(Collection entries)
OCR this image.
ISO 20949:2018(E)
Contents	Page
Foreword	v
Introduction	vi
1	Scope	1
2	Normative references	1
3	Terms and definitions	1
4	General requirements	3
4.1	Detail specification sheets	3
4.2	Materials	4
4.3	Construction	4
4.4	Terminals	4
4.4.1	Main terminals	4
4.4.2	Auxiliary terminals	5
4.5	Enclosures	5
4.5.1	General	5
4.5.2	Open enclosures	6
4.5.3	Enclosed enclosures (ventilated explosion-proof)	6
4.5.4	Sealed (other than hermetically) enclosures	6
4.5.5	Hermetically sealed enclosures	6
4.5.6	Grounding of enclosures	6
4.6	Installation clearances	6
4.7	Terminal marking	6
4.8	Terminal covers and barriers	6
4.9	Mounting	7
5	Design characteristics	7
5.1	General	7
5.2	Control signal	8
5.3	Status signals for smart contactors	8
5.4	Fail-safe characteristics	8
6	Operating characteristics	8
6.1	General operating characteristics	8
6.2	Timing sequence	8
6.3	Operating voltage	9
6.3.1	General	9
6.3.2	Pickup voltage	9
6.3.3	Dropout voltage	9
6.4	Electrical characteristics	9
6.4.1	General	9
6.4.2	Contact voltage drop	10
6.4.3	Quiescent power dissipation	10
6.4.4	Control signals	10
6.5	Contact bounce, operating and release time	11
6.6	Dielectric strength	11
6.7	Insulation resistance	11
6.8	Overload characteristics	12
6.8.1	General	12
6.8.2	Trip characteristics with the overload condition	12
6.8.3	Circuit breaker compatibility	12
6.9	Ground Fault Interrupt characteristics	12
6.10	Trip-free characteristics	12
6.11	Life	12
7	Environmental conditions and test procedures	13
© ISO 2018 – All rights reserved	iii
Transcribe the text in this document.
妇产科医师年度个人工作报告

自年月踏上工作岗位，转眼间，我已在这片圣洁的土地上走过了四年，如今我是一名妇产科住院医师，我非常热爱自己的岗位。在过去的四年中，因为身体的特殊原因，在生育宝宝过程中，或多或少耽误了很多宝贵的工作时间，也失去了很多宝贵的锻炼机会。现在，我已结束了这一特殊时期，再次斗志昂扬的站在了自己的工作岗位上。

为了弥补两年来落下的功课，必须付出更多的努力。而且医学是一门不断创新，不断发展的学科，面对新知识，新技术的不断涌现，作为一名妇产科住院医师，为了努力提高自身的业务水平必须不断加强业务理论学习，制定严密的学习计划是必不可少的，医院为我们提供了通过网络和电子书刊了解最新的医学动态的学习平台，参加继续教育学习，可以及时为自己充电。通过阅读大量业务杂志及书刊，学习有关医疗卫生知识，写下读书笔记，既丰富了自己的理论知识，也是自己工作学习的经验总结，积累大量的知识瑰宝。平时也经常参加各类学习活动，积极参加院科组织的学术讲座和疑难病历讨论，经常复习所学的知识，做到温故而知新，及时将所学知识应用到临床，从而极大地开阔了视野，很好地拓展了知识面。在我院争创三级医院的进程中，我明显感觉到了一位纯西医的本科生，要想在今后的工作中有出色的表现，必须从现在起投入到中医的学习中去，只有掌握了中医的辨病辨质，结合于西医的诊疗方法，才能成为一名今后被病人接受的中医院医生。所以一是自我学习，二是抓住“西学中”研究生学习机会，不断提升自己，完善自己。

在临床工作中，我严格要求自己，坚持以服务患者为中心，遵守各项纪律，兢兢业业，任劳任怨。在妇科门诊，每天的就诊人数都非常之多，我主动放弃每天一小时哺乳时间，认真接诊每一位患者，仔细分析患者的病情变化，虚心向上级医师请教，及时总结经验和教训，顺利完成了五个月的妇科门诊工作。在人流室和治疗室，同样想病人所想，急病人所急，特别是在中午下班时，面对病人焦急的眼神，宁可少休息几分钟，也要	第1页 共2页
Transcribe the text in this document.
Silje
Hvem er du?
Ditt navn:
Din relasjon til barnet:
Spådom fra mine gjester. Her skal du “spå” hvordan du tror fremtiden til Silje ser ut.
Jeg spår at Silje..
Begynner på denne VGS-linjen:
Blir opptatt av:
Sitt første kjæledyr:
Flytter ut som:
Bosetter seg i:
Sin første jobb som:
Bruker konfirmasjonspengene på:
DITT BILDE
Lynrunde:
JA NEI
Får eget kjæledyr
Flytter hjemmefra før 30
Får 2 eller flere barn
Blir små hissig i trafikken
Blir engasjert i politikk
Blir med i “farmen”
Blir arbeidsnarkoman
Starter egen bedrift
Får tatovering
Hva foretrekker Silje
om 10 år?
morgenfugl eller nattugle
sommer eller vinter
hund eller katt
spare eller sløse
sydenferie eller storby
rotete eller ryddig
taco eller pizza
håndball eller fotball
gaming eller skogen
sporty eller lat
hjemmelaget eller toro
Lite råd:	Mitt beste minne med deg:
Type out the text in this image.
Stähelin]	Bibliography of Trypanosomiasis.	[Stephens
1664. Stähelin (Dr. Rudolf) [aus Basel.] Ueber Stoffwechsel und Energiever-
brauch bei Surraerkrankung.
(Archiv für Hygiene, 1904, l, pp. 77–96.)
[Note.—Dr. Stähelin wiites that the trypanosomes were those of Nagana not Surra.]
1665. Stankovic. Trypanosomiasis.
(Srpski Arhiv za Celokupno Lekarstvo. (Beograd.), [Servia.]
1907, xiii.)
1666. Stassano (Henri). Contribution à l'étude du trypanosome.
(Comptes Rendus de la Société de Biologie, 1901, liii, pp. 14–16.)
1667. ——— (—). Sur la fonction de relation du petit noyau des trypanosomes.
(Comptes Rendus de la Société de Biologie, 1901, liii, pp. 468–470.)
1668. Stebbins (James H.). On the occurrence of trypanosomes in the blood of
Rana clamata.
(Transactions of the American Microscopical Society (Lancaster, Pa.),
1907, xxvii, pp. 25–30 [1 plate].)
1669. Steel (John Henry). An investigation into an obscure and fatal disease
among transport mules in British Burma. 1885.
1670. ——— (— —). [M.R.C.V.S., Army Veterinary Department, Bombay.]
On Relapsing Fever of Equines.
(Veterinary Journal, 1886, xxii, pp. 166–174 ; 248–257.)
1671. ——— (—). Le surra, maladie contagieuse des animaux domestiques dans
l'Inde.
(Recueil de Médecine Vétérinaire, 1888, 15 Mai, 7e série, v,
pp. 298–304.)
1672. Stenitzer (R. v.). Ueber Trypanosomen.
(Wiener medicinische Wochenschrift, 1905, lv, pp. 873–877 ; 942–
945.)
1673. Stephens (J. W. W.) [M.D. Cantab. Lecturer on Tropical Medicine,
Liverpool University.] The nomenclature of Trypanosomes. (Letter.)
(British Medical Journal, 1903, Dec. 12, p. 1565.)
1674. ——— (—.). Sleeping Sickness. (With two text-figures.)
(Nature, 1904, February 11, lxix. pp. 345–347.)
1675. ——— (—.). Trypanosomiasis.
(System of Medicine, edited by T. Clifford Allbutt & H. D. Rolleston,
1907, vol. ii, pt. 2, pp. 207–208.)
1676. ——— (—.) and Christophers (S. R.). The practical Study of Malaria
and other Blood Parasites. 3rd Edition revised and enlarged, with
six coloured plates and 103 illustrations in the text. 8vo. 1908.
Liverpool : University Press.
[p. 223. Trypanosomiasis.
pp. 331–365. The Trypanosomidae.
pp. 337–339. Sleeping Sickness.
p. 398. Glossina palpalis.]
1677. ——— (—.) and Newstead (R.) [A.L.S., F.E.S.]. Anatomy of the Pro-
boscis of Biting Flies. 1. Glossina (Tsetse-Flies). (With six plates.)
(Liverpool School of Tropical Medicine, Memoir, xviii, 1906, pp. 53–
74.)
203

# [PROBLEM TO WORK ON]
Restate the whole listing exactly.

# [EXERCISE SOLUTION]
OCR this image.
ISO 20949:2018(E)
Contents	Page
Foreword	v
Introduction	vi
1	Scope	1
2	Normative references	1
3	Terms and definitions	1
4	General requirements	3
4.1	Detail specification sheets	3
4.2	Materials	4
4.3	Construction	4
4.4	Terminals	4
4.4.1	Main terminals	4
4.4.2	Auxiliary terminals	5
4.5	Enclosures	5
4.5.1	General	5
4.5.2	Open enclosures	6
4.5.3	Enclosed enclosures (ventilated explosion-proof)	6
4.5.4	Sealed (other than hermetically) enclosures	6
4.5.5	Hermetically sealed enclosures	6
4.5.6	Grounding of enclosures	6
4.6	Installation clearances	6
4.7	Terminal marking	6
4.8	Terminal covers and barriers	6
4.9	Mounting	7
5	Design characteristics	7
5.1	General	7
5.2	Control signal	8
5.3	Status signals for smart contactors	8
5.4	Fail-safe characteristics	8
6	Operating characteristics	8
6.1	General operating characteristics	8
6.2	Timing sequence	8
6.3	Operating voltage	9
6.3.1	General	9
6.3.2	Pickup voltage	9
6.3.3	Dropout voltage	9
6.4	Electrical characteristics	9
6.4.1	General	9
6.4.2	Contact voltage drop	10
6.4.3	Quiescent power dissipation	10
6.4.4	Control signals	10
6.5	Contact bounce, operating and release time	11
6.6	Dielectric strength	11
6.7	Insulation resistance	11
6.8	Overload characteristics	12
6.8.1	General	12
6.8.2	Trip characteristics with the overload condition	12
6.8.3	Circuit breaker compatibility	12
6.9	Ground Fault Interrupt characteristics	12
6.10	Trip-free characteristics	12
6.11	Life	12
7	Environmental conditions and test procedures	13
© ISO 2018 – All rights reserved	iii
Transcribe the text in this document.
妇产科医师年度个人工作报告

自年月踏上工作岗位，转眼间，我已在这片圣洁的土地上走过了四年，如今我是一名妇产科住院医师，我非常热爱自己的岗位。在过去的四年中，因为身体的特殊原因，在生育宝宝过程中，或多或少耽误了很多宝贵的工作时间，也失去了很多宝贵的锻炼机会。现在，我已结束了这一特殊时期，再次斗志昂扬的站在了自己的工作岗位上。

为了弥补两年来落下的功课，必须付出更多的努力。而且医学是一门不断创新，不断发展的学科，面对新知识，新技术的不断涌现，作为一名妇产科住院医师，为了努力提高自身的业务水平必须不断加强业务理论学习，制定严密的学习计划是必不可少的，医院为我们提供了通过网络和电子书刊了解最新的医学动态的学习平台，参加继续教育学习，可以及时为自己充电。通过阅读大量业务杂志及书刊，学习有关医疗卫生知识，写下读书笔记，既丰富了自己的理论知识，也是自己工作学习的经验总结，积累大量的知识瑰宝。平时也经常参加各类学习活动，积极参加院科组织的学术讲座和疑难病历讨论，经常复习所学的知识，做到温故而知新，及时将所学知识应用到临床，从而极大地开阔了视野，很好地拓展了知识面。在我院争创三级医院的进程中，我明显感觉到了一位纯西医的本科生，要想在今后的工作中有出色的表现，必须从现在起投入到中医的学习中去，只有掌握了中医的辨病辨质，结合于西医的诊疗方法，才能成为一名今后被病人接受的中医院医生。所以一是自我学习，二是抓住“西学中”研究生学习机会，不断提升自己，完善自己。

在临床工作中，我严格要求自己，坚持以服务患者为中心，遵守各项纪律，兢兢业业，任劳任怨。在妇科门诊，每天的就诊人数都非常之多，我主动放弃每天一小时哺乳时间，认真接诊每一位患者，仔细分析患者的病情变化，虚心向上级医师请教，及时总结经验和教训，顺利完成了五个月的妇科门诊工作。在人流室和治疗室，同样想病人所想，急病人所急，特别是在中午下班时，面对病人焦急的眼神，宁可少休息几分钟，也要	第1页 共2页
Transcribe the text in this document.
Silje
Hvem er du?
Ditt navn:
Din relasjon til barnet:
Spådom fra mine gjester. Her skal du “spå” hvordan du tror fremtiden til Silje ser ut.
Jeg spår at Silje..
Begynner på denne VGS-linjen:
Blir opptatt av:
Sitt første kjæledyr:
Flytter ut som:
Bosetter seg i:
Sin første jobb som:
Bruker konfirmasjonspengene på:
DITT BILDE
Lynrunde:
JA NEI
Får eget kjæledyr
Flytter hjemmefra før 30
Får 2 eller flere barn
Blir små hissig i trafikken
Blir engasjert i politikk
Blir med i “farmen”
Blir arbeidsnarkoman
Starter egen bedrift
Får tatovering
Hva foretrekker Silje
om 10 år?
morgenfugl eller nattugle
sommer eller vinter
hund eller katt
spare eller sløse
sydenferie eller storby
rotete eller ryddig
taco eller pizza
håndball eller fotball
gaming eller skogen
sporty eller lat
hjemmelaget eller toro
Lite råd:	Mitt beste minne med deg:
Type out the text in this image.
Stähelin]	Bibliography of Trypanosomiasis.	[Stephens
1664. Stähelin (Dr. Rudolf) [aus Basel.] Ueber Stoffwechsel und Energiever-
brauch bei Surraerkrankung.
(Archiv für Hygiene, 1904, l, pp. 77–96.)
[Note.—Dr. Stähelin wiites that the trypanosomes were those of Nagana not Surra.]
1665. Stankovic. Trypanosomiasis.
(Srpski Arhiv za Celokupno Lekarstvo. (Beograd.), [Servia.]
1907, xiii.)
1666. Stassano (Henri). Contribution à l'étude du trypanosome.
(Comptes Rendus de la Société de Biologie, 1901, liii, pp. 14–16.)
1667. ——— (—). Sur la fonction de relation du petit noyau des trypanosomes.
(Comptes Rendus de la Société de Biologie, 1901, liii, pp. 468–470.)
1668. Stebbins (James H.). On the occurrence of trypanosomes in the blood of
Rana clamata.
(Transactions of the American Microscopical Society (Lancaster, Pa.),
1907, xxvii, pp. 25–30 [1 plate].)
1669. Steel (John Henry). An investigation into an obscure and fatal disease
among transport mules in British Burma. 1885.
1670. ——— (— —). [M.R.C.V.S., Army Veterinary Department, Bombay.]
On Relapsing Fever of Equines.
(Veterinary Journal, 1886, xxii, pp. 166–174 ; 248–257.)
1671. ——— (—). Le surra, maladie contagieuse des animaux domestiques dans
l'Inde.
(Recueil de Médecine Vétérinaire, 1888, 15 Mai, 7e série, v,
pp. 298–304.)
1672. Stenitzer (R. v.). Ueber Trypanosomen.
(Wiener medicinische Wochenschrift, 1905, lv, pp. 873–877 ; 942–
945.)
1673. Stephens (J. W. W.) [M.D. Cantab. Lecturer on Tropical Medicine,
Liverpool University.] The nomenclature of Trypanosomes. (Letter.)
(British Medical Journal, 1903, Dec. 12, p. 1565.)
1674. ——— (—.). Sleeping Sickness. (With two text-figures.)
(Nature, 1904, February 11, lxix. pp. 345–347.)
1675. ——— (—.). Trypanosomiasis.
(System of Medicine, edited by T. Clifford Allbutt & H. D. Rolleston,
1907, vol. ii, pt. 2, pp. 207–208.)
1676. ——— (—.) and Christophers (S. R.). The practical Study of Malaria
and other Blood Parasites. 3rd Edition revised and enlarged, with
six coloured plates and 103 illustrations in the text. 8vo. 1908.
Liverpool : University Press.
[p. 223. Trypanosomiasis.
pp. 331–365. The Trypanosomidae.
pp. 337–339. Sleeping Sickness.
p. 398. Glossina palpalis.]
1677. ——— (—.) and Newstead (R.) [A.L.S., F.E.S.]. Anatomy of the Pro-
boscis of Biting Flies. 1. Glossina (Tsetse-Flies). (With six plates.)
(Liverpool School of Tropical Medicine, Memoir, xviii, 1906, pp. 53–
74.)
203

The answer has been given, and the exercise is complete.